begin Material for the task
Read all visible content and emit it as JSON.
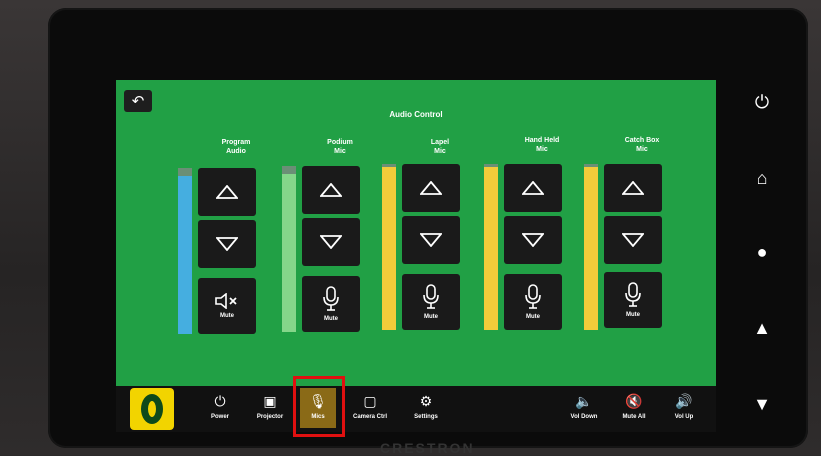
{
  "header": {
    "title": "Audio Control",
    "back_icon": "back-arrow-icon"
  },
  "channels": [
    {
      "label_line1": "Program",
      "label_line2": "Audio",
      "level": 0.95,
      "meter_color": "#45aee0",
      "muted": true,
      "mute_label": "Mute"
    },
    {
      "label_line1": "Podium",
      "label_line2": "Mic",
      "level": 0.95,
      "meter_color": "#85d68a",
      "muted": false,
      "mute_label": "Mute"
    },
    {
      "label_line1": "Lapel",
      "label_line2": "Mic",
      "level": 0.98,
      "meter_color": "#f2cc3a",
      "muted": false,
      "mute_label": "Mute"
    },
    {
      "label_line1": "Hand Held",
      "label_line2": "Mic",
      "level": 0.98,
      "meter_color": "#f2cc3a",
      "muted": false,
      "mute_label": "Mute"
    },
    {
      "label_line1": "Catch Box",
      "label_line2": "Mic",
      "level": 0.98,
      "meter_color": "#f2cc3a",
      "muted": false,
      "mute_label": "Mute"
    }
  ],
  "nav": {
    "power": "Power",
    "projector": "Projector",
    "mics": "Mics",
    "camera": "Camera Ctrl",
    "settings": "Settings",
    "vol_down": "Vol Down",
    "mute_all": "Mute All",
    "vol_up": "Vol Up",
    "active": "mics"
  },
  "brand": "CRESTRON",
  "colors": {
    "screen_bg": "#21a045",
    "active_nav": "#8a6a17",
    "logo_yellow": "#f2d400",
    "highlight": "#e01010"
  }
}
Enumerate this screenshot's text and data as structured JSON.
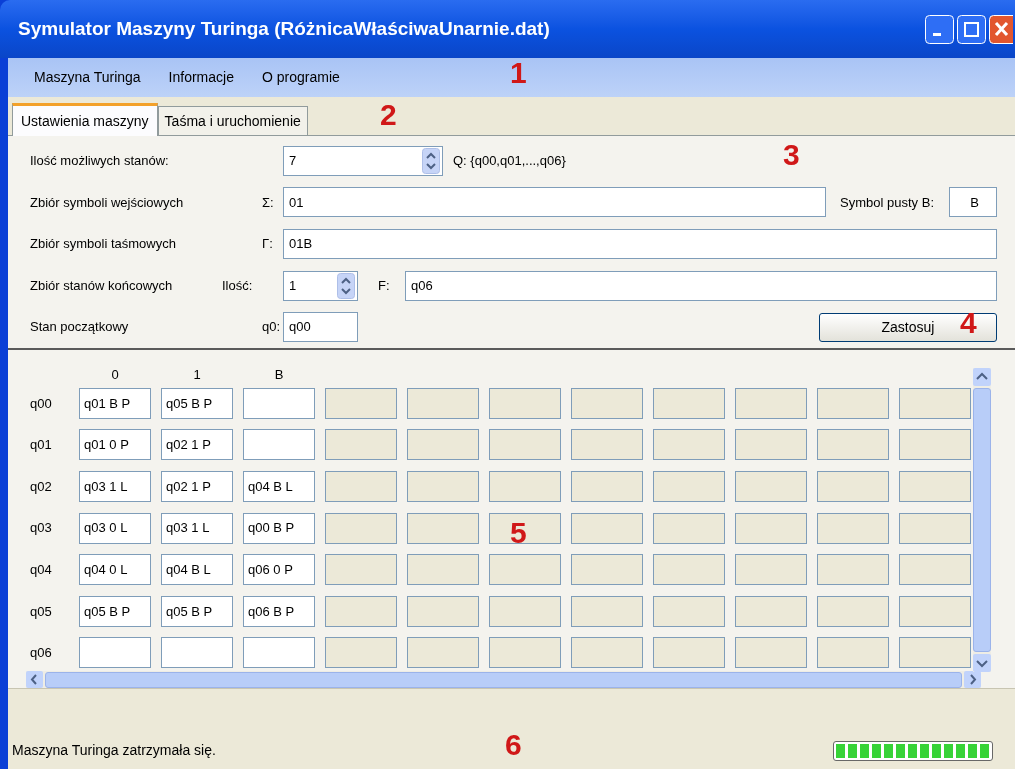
{
  "window": {
    "title": "Symulator Maszyny Turinga (RóżnicaWłaściwaUnarnie.dat)"
  },
  "menu": [
    "Maszyna Turinga",
    "Informacje",
    "O programie"
  ],
  "tabs": [
    {
      "label": "Ustawienia maszyny",
      "selected": true
    },
    {
      "label": "Taśma i uruchomienie",
      "selected": false
    }
  ],
  "settings": {
    "states_label": "Ilość możliwych stanów:",
    "states_value": "7",
    "states_set": "Q: {q00,q01,...,q06}",
    "input_label": "Zbiór symboli wejściowych",
    "input_symbol": "Σ:",
    "input_value": "01",
    "blank_label": "Symbol pusty B:",
    "blank_value": "B",
    "tape_label": "Zbiór symboli taśmowych",
    "tape_symbol": "Γ:",
    "tape_value": "01B",
    "final_label": "Zbiór stanów końcowych",
    "final_count_label": "Ilość:",
    "final_count": "1",
    "final_symbol": "F:",
    "final_value": "q06",
    "start_label": "Stan początkowy",
    "start_symbol": "q0:",
    "start_value": "q00",
    "apply_button": "Zastosuj"
  },
  "table": {
    "columns": [
      {
        "label": "0",
        "disabled": false
      },
      {
        "label": "1",
        "disabled": false
      },
      {
        "label": "B",
        "disabled": false
      },
      {
        "disabled": true
      },
      {
        "disabled": true
      },
      {
        "disabled": true
      },
      {
        "disabled": true
      },
      {
        "disabled": true
      },
      {
        "disabled": true
      },
      {
        "disabled": true
      },
      {
        "disabled": true
      }
    ],
    "rows": [
      {
        "state": "q00",
        "cells": [
          {
            "value": "q01 B P"
          },
          {
            "value": "q05 B P"
          },
          {}
        ]
      },
      {
        "state": "q01",
        "cells": [
          {
            "value": "q01 0 P"
          },
          {
            "value": "q02 1 P"
          },
          {}
        ]
      },
      {
        "state": "q02",
        "cells": [
          {
            "value": "q03 1 L"
          },
          {
            "value": "q02 1 P"
          },
          {
            "value": "q04 B L"
          }
        ]
      },
      {
        "state": "q03",
        "cells": [
          {
            "value": "q03 0 L"
          },
          {
            "value": "q03 1 L"
          },
          {
            "value": "q00 B P"
          }
        ]
      },
      {
        "state": "q04",
        "cells": [
          {
            "value": "q04 0 L"
          },
          {
            "value": "q04 B L"
          },
          {
            "value": "q06 0 P"
          }
        ]
      },
      {
        "state": "q05",
        "cells": [
          {
            "value": "q05 B P"
          },
          {
            "value": "q05 B P"
          },
          {
            "value": "q06 B P"
          }
        ]
      },
      {
        "state": "q06",
        "cells": [
          {},
          {},
          {}
        ]
      }
    ]
  },
  "status_bar": {
    "text": "Maszyna Turinga zatrzymała się.",
    "progress": {
      "level": 1
    }
  },
  "annotations": [
    "1",
    "2",
    "3",
    "4",
    "5",
    "6"
  ]
}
end Material for the task
Copy out all the data exactly; skip the pictures.

▶ Task solution
Read all visible content and emit it as JSON.
{
  "header": {
    "title": "Audio Control",
    "back_icon": "back-arrow-icon"
  },
  "channels": [
    {
      "label_line1": "Program",
      "label_line2": "Audio",
      "level": 0.95,
      "meter_color": "#45aee0",
      "muted": true,
      "mute_label": "Mute"
    },
    {
      "label_line1": "Podium",
      "label_line2": "Mic",
      "level": 0.95,
      "meter_color": "#85d68a",
      "muted": false,
      "mute_label": "Mute"
    },
    {
      "label_line1": "Lapel",
      "label_line2": "Mic",
      "level": 0.98,
      "meter_color": "#f2cc3a",
      "muted": false,
      "mute_label": "Mute"
    },
    {
      "label_line1": "Hand Held",
      "label_line2": "Mic",
      "level": 0.98,
      "meter_color": "#f2cc3a",
      "muted": false,
      "mute_label": "Mute"
    },
    {
      "label_line1": "Catch Box",
      "label_line2": "Mic",
      "level": 0.98,
      "meter_color": "#f2cc3a",
      "muted": false,
      "mute_label": "Mute"
    }
  ],
  "nav": {
    "power": "Power",
    "projector": "Projector",
    "mics": "Mics",
    "camera": "Camera Ctrl",
    "settings": "Settings",
    "vol_down": "Vol Down",
    "mute_all": "Mute All",
    "vol_up": "Vol Up",
    "active": "mics"
  },
  "brand": "CRESTRON",
  "colors": {
    "screen_bg": "#21a045",
    "active_nav": "#8a6a17",
    "logo_yellow": "#f2d400",
    "highlight": "#e01010"
  }
}
Enumerate this screenshot's text and data as structured JSON.
{
  "window": {
    "title": "Symulator Maszyny Turinga (RóżnicaWłaściwaUnarnie.dat)"
  },
  "menu": [
    "Maszyna Turinga",
    "Informacje",
    "O programie"
  ],
  "tabs": [
    {
      "label": "Ustawienia maszyny",
      "selected": true
    },
    {
      "label": "Taśma i uruchomienie",
      "selected": false
    }
  ],
  "settings": {
    "states_label": "Ilość możliwych stanów:",
    "states_value": "7",
    "states_set": "Q: {q00,q01,...,q06}",
    "input_label": "Zbiór symboli wejściowych",
    "input_symbol": "Σ:",
    "input_value": "01",
    "blank_label": "Symbol pusty B:",
    "blank_value": "B",
    "tape_label": "Zbiór symboli taśmowych",
    "tape_symbol": "Γ:",
    "tape_value": "01B",
    "final_label": "Zbiór stanów końcowych",
    "final_count_label": "Ilość:",
    "final_count": "1",
    "final_symbol": "F:",
    "final_value": "q06",
    "start_label": "Stan początkowy",
    "start_symbol": "q0:",
    "start_value": "q00",
    "apply_button": "Zastosuj"
  },
  "table": {
    "columns": [
      {
        "label": "0",
        "disabled": false
      },
      {
        "label": "1",
        "disabled": false
      },
      {
        "label": "B",
        "disabled": false
      },
      {
        "disabled": true
      },
      {
        "disabled": true
      },
      {
        "disabled": true
      },
      {
        "disabled": true
      },
      {
        "disabled": true
      },
      {
        "disabled": true
      },
      {
        "disabled": true
      },
      {
        "disabled": true
      }
    ],
    "rows": [
      {
        "state": "q00",
        "cells": [
          {
            "value": "q01 B P"
          },
          {
            "value": "q05 B P"
          },
          {}
        ]
      },
      {
        "state": "q01",
        "cells": [
          {
            "value": "q01 0 P"
          },
          {
            "value": "q02 1 P"
          },
          {}
        ]
      },
      {
        "state": "q02",
        "cells": [
          {
            "value": "q03 1 L"
          },
          {
            "value": "q02 1 P"
          },
          {
            "value": "q04 B L"
          }
        ]
      },
      {
        "state": "q03",
        "cells": [
          {
            "value": "q03 0 L"
          },
          {
            "value": "q03 1 L"
          },
          {
            "value": "q00 B P"
          }
        ]
      },
      {
        "state": "q04",
        "cells": [
          {
            "value": "q04 0 L"
          },
          {
            "value": "q04 B L"
          },
          {
            "value": "q06 0 P"
          }
        ]
      },
      {
        "state": "q05",
        "cells": [
          {
            "value": "q05 B P"
          },
          {
            "value": "q05 B P"
          },
          {
            "value": "q06 B P"
          }
        ]
      },
      {
        "state": "q06",
        "cells": [
          {},
          {},
          {}
        ]
      }
    ]
  },
  "status_bar": {
    "text": "Maszyna Turinga zatrzymała się.",
    "progress": {
      "level": 1
    }
  },
  "annotations": [
    "1",
    "2",
    "3",
    "4",
    "5",
    "6"
  ]
}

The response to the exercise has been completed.